> _Dataset rows_:

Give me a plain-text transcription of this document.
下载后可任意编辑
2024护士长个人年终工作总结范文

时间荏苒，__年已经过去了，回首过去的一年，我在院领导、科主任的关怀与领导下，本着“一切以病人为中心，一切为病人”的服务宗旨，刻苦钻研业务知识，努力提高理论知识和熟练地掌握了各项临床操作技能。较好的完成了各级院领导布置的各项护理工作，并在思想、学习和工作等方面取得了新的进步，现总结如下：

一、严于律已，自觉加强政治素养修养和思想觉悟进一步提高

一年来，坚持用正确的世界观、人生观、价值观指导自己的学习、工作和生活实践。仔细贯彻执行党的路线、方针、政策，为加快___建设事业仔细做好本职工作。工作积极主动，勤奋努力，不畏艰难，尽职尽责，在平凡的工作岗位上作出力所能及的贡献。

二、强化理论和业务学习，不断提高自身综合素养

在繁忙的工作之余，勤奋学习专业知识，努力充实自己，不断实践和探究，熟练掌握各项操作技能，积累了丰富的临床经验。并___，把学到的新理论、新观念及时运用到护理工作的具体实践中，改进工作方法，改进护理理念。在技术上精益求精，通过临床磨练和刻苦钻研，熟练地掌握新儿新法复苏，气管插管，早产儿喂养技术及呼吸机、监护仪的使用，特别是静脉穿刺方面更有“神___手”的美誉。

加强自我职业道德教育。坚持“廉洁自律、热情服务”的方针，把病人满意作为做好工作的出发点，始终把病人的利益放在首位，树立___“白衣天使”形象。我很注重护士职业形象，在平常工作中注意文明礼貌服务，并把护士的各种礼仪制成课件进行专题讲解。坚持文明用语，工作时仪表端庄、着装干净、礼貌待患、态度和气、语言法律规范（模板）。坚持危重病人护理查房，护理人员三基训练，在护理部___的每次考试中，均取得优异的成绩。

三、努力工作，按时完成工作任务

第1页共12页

> _Exercise_:
Each line of the material must be restated exactly.

> _Result for this task_:
Give me a plain-text transcription of this document.
下载后可任意编辑
2024护士长个人年终工作总结范文

时间荏苒，__年已经过去了，回首过去的一年，我在院领导、科主任的关怀与领导下，本着“一切以病人为中心，一切为病人”的服务宗旨，刻苦钻研业务知识，努力提高理论知识和熟练地掌握了各项临床操作技能。较好的完成了各级院领导布置的各项护理工作，并在思想、学习和工作等方面取得了新的进步，现总结如下：

一、严于律已，自觉加强政治素养修养和思想觉悟进一步提高

一年来，坚持用正确的世界观、人生观、价值观指导自己的学习、工作和生活实践。仔细贯彻执行党的路线、方针、政策，为加快___建设事业仔细做好本职工作。工作积极主动，勤奋努力，不畏艰难，尽职尽责，在平凡的工作岗位上作出力所能及的贡献。

二、强化理论和业务学习，不断提高自身综合素养

在繁忙的工作之余，勤奋学习专业知识，努力充实自己，不断实践和探究，熟练掌握各项操作技能，积累了丰富的临床经验。并___，把学到的新理论、新观念及时运用到护理工作的具体实践中，改进工作方法，改进护理理念。在技术上精益求精，通过临床磨练和刻苦钻研，熟练地掌握新儿新法复苏，气管插管，早产儿喂养技术及呼吸机、监护仪的使用，特别是静脉穿刺方面更有“神___手”的美誉。

加强自我职业道德教育。坚持“廉洁自律、热情服务”的方针，把病人满意作为做好工作的出发点，始终把病人的利益放在首位，树立___“白衣天使”形象。我很注重护士职业形象，在平常工作中注意文明礼貌服务，并把护士的各种礼仪制成课件进行专题讲解。坚持文明用语，工作时仪表端庄、着装干净、礼貌待患、态度和气、语言法律规范（模板）。坚持危重病人护理查房，护理人员三基训练，在护理部___的每次考试中，均取得优异的成绩。

三、努力工作，按时完成工作任务

第1页共12页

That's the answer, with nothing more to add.